## WHAT TO WORK ON
Reproduce the entries in full, with no changes.

Data extracted from a collection
/---

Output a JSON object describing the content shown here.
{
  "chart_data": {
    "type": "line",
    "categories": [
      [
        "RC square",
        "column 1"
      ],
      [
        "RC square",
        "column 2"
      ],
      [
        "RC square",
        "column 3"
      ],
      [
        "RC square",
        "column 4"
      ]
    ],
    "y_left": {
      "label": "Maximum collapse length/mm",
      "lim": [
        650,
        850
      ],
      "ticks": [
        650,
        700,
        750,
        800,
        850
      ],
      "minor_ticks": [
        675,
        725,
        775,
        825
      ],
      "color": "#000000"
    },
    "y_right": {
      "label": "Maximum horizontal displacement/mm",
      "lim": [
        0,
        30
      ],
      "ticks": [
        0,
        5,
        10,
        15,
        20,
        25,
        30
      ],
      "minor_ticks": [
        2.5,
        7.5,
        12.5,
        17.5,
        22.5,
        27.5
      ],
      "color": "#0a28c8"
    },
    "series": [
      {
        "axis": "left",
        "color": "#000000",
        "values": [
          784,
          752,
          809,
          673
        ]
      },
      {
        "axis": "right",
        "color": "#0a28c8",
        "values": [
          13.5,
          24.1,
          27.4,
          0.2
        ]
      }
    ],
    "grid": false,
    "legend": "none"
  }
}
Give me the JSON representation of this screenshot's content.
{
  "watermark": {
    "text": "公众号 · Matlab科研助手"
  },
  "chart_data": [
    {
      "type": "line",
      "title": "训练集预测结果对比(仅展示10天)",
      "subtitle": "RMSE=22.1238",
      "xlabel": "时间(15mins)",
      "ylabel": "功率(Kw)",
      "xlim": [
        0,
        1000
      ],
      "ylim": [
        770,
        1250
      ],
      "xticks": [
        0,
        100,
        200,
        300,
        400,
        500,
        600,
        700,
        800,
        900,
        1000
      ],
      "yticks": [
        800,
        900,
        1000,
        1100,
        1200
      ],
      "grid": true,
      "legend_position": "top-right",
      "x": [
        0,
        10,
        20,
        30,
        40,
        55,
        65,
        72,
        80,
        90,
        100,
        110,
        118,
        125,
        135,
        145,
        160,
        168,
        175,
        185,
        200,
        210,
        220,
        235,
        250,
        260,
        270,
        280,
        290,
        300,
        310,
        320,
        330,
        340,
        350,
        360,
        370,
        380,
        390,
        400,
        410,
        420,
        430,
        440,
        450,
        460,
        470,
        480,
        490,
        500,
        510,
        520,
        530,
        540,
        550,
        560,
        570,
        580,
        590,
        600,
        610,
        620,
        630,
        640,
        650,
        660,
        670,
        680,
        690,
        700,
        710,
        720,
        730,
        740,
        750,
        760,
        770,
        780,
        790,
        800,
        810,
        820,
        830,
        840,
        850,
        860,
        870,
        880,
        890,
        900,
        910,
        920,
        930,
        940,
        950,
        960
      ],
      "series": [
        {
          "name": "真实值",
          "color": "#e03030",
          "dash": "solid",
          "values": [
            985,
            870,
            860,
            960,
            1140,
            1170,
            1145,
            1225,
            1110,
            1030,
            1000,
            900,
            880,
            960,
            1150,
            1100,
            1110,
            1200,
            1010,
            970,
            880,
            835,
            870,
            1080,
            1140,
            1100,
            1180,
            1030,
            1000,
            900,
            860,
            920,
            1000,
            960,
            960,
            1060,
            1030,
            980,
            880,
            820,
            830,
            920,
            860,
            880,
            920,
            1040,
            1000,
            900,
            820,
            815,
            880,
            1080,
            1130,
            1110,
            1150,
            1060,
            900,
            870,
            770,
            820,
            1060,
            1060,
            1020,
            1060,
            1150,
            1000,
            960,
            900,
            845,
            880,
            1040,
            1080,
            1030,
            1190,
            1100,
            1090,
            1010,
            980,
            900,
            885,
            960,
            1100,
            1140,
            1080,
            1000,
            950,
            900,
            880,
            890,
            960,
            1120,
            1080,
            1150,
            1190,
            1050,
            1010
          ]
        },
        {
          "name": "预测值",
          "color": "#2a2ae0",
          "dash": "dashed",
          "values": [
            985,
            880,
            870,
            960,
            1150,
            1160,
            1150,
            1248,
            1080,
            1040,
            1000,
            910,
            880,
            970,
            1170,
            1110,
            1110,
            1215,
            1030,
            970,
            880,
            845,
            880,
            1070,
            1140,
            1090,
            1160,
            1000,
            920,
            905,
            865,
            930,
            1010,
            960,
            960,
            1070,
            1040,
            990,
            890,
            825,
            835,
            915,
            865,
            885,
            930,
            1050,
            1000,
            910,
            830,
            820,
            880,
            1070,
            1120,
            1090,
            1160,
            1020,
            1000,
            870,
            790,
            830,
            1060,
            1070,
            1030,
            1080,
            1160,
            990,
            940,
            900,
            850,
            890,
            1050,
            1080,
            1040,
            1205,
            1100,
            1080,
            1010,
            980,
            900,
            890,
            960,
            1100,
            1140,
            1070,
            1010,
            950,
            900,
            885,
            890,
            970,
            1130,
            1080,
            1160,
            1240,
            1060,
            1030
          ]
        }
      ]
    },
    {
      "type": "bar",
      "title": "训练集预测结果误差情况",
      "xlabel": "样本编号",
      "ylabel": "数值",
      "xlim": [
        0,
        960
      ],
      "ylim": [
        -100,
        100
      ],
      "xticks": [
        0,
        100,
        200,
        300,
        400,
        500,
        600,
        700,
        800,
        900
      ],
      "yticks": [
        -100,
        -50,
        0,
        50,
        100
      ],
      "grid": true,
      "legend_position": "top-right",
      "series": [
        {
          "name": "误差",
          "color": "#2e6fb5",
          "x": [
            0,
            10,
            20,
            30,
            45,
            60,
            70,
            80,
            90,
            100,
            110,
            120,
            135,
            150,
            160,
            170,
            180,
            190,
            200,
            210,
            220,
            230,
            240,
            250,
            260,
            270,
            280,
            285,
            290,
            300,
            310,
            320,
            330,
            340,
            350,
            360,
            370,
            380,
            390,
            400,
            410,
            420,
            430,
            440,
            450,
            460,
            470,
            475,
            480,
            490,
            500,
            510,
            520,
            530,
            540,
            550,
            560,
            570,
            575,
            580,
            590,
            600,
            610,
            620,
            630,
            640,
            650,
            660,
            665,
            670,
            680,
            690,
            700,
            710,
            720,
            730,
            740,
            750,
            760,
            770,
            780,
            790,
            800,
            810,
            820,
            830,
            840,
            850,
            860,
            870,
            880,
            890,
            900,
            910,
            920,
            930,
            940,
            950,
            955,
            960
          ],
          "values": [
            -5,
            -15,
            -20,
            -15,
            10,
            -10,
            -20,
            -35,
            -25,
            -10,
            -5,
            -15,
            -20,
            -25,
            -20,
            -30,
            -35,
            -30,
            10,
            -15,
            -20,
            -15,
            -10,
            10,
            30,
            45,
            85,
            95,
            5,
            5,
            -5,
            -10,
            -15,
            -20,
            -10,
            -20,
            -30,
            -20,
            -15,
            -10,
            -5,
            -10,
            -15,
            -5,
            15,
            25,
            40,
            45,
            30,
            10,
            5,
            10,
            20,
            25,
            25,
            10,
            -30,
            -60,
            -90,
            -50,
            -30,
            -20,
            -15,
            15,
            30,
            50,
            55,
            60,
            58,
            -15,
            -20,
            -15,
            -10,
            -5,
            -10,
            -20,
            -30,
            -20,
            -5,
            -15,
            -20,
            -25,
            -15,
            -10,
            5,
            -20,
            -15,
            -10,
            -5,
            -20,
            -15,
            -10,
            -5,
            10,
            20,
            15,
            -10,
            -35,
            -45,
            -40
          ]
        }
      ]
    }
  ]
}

\---

## TASK RESPONSE
Output a JSON object describing the content shown here.
{
  "chart_data": {
    "type": "line",
    "categories": [
      [
        "RC square",
        "column 1"
      ],
      [
        "RC square",
        "column 2"
      ],
      [
        "RC square",
        "column 3"
      ],
      [
        "RC square",
        "column 4"
      ]
    ],
    "y_left": {
      "label": "Maximum collapse length/mm",
      "lim": [
        650,
        850
      ],
      "ticks": [
        650,
        700,
        750,
        800,
        850
      ],
      "minor_ticks": [
        675,
        725,
        775,
        825
      ],
      "color": "#000000"
    },
    "y_right": {
      "label": "Maximum horizontal displacement/mm",
      "lim": [
        0,
        30
      ],
      "ticks": [
        0,
        5,
        10,
        15,
        20,
        25,
        30
      ],
      "minor_ticks": [
        2.5,
        7.5,
        12.5,
        17.5,
        22.5,
        27.5
      ],
      "color": "#0a28c8"
    },
    "series": [
      {
        "axis": "left",
        "color": "#000000",
        "values": [
          784,
          752,
          809,
          673
        ]
      },
      {
        "axis": "right",
        "color": "#0a28c8",
        "values": [
          13.5,
          24.1,
          27.4,
          0.2
        ]
      }
    ],
    "grid": false,
    "legend": "none"
  }
}
Give me the JSON representation of this screenshot's content.
{
  "watermark": {
    "text": "公众号 · Matlab科研助手"
  },
  "chart_data": [
    {
      "type": "line",
      "title": "训练集预测结果对比(仅展示10天)",
      "subtitle": "RMSE=22.1238",
      "xlabel": "时间(15mins)",
      "ylabel": "功率(Kw)",
      "xlim": [
        0,
        1000
      ],
      "ylim": [
        770,
        1250
      ],
      "xticks": [
        0,
        100,
        200,
        300,
        400,
        500,
        600,
        700,
        800,
        900,
        1000
      ],
      "yticks": [
        800,
        900,
        1000,
        1100,
        1200
      ],
      "grid": true,
      "legend_position": "top-right",
      "x": [
        0,
        10,
        20,
        30,
        40,
        55,
        65,
        72,
        80,
        90,
        100,
        110,
        118,
        125,
        135,
        145,
        160,
        168,
        175,
        185,
        200,
        210,
        220,
        235,
        250,
        260,
        270,
        280,
        290,
        300,
        310,
        320,
        330,
        340,
        350,
        360,
        370,
        380,
        390,
        400,
        410,
        420,
        430,
        440,
        450,
        460,
        470,
        480,
        490,
        500,
        510,
        520,
        530,
        540,
        550,
        560,
        570,
        580,
        590,
        600,
        610,
        620,
        630,
        640,
        650,
        660,
        670,
        680,
        690,
        700,
        710,
        720,
        730,
        740,
        750,
        760,
        770,
        780,
        790,
        800,
        810,
        820,
        830,
        840,
        850,
        860,
        870,
        880,
        890,
        900,
        910,
        920,
        930,
        940,
        950,
        960
      ],
      "series": [
        {
          "name": "真实值",
          "color": "#e03030",
          "dash": "solid",
          "values": [
            985,
            870,
            860,
            960,
            1140,
            1170,
            1145,
            1225,
            1110,
            1030,
            1000,
            900,
            880,
            960,
            1150,
            1100,
            1110,
            1200,
            1010,
            970,
            880,
            835,
            870,
            1080,
            1140,
            1100,
            1180,
            1030,
            1000,
            900,
            860,
            920,
            1000,
            960,
            960,
            1060,
            1030,
            980,
            880,
            820,
            830,
            920,
            860,
            880,
            920,
            1040,
            1000,
            900,
            820,
            815,
            880,
            1080,
            1130,
            1110,
            1150,
            1060,
            900,
            870,
            770,
            820,
            1060,
            1060,
            1020,
            1060,
            1150,
            1000,
            960,
            900,
            845,
            880,
            1040,
            1080,
            1030,
            1190,
            1100,
            1090,
            1010,
            980,
            900,
            885,
            960,
            1100,
            1140,
            1080,
            1000,
            950,
            900,
            880,
            890,
            960,
            1120,
            1080,
            1150,
            1190,
            1050,
            1010
          ]
        },
        {
          "name": "预测值",
          "color": "#2a2ae0",
          "dash": "dashed",
          "values": [
            985,
            880,
            870,
            960,
            1150,
            1160,
            1150,
            1248,
            1080,
            1040,
            1000,
            910,
            880,
            970,
            1170,
            1110,
            1110,
            1215,
            1030,
            970,
            880,
            845,
            880,
            1070,
            1140,
            1090,
            1160,
            1000,
            920,
            905,
            865,
            930,
            1010,
            960,
            960,
            1070,
            1040,
            990,
            890,
            825,
            835,
            915,
            865,
            885,
            930,
            1050,
            1000,
            910,
            830,
            820,
            880,
            1070,
            1120,
            1090,
            1160,
            1020,
            1000,
            870,
            790,
            830,
            1060,
            1070,
            1030,
            1080,
            1160,
            990,
            940,
            900,
            850,
            890,
            1050,
            1080,
            1040,
            1205,
            1100,
            1080,
            1010,
            980,
            900,
            890,
            960,
            1100,
            1140,
            1070,
            1010,
            950,
            900,
            885,
            890,
            970,
            1130,
            1080,
            1160,
            1240,
            1060,
            1030
          ]
        }
      ]
    },
    {
      "type": "bar",
      "title": "训练集预测结果误差情况",
      "xlabel": "样本编号",
      "ylabel": "数值",
      "xlim": [
        0,
        960
      ],
      "ylim": [
        -100,
        100
      ],
      "xticks": [
        0,
        100,
        200,
        300,
        400,
        500,
        600,
        700,
        800,
        900
      ],
      "yticks": [
        -100,
        -50,
        0,
        50,
        100
      ],
      "grid": true,
      "legend_position": "top-right",
      "series": [
        {
          "name": "误差",
          "color": "#2e6fb5",
          "x": [
            0,
            10,
            20,
            30,
            45,
            60,
            70,
            80,
            90,
            100,
            110,
            120,
            135,
            150,
            160,
            170,
            180,
            190,
            200,
            210,
            220,
            230,
            240,
            250,
            260,
            270,
            280,
            285,
            290,
            300,
            310,
            320,
            330,
            340,
            350,
            360,
            370,
            380,
            390,
            400,
            410,
            420,
            430,
            440,
            450,
            460,
            470,
            475,
            480,
            490,
            500,
            510,
            520,
            530,
            540,
            550,
            560,
            570,
            575,
            580,
            590,
            600,
            610,
            620,
            630,
            640,
            650,
            660,
            665,
            670,
            680,
            690,
            700,
            710,
            720,
            730,
            740,
            750,
            760,
            770,
            780,
            790,
            800,
            810,
            820,
            830,
            840,
            850,
            860,
            870,
            880,
            890,
            900,
            910,
            920,
            930,
            940,
            950,
            955,
            960
          ],
          "values": [
            -5,
            -15,
            -20,
            -15,
            10,
            -10,
            -20,
            -35,
            -25,
            -10,
            -5,
            -15,
            -20,
            -25,
            -20,
            -30,
            -35,
            -30,
            10,
            -15,
            -20,
            -15,
            -10,
            10,
            30,
            45,
            85,
            95,
            5,
            5,
            -5,
            -10,
            -15,
            -20,
            -10,
            -20,
            -30,
            -20,
            -15,
            -10,
            -5,
            -10,
            -15,
            -5,
            15,
            25,
            40,
            45,
            30,
            10,
            5,
            10,
            20,
            25,
            25,
            10,
            -30,
            -60,
            -90,
            -50,
            -30,
            -20,
            -15,
            15,
            30,
            50,
            55,
            60,
            58,
            -15,
            -20,
            -15,
            -10,
            -5,
            -10,
            -20,
            -30,
            -20,
            -5,
            -15,
            -20,
            -25,
            -15,
            -10,
            5,
            -20,
            -15,
            -10,
            -5,
            -20,
            -15,
            -10,
            -5,
            10,
            20,
            15,
            -10,
            -35,
            -45,
            -40
          ]
        }
      ]
    }
  ]
}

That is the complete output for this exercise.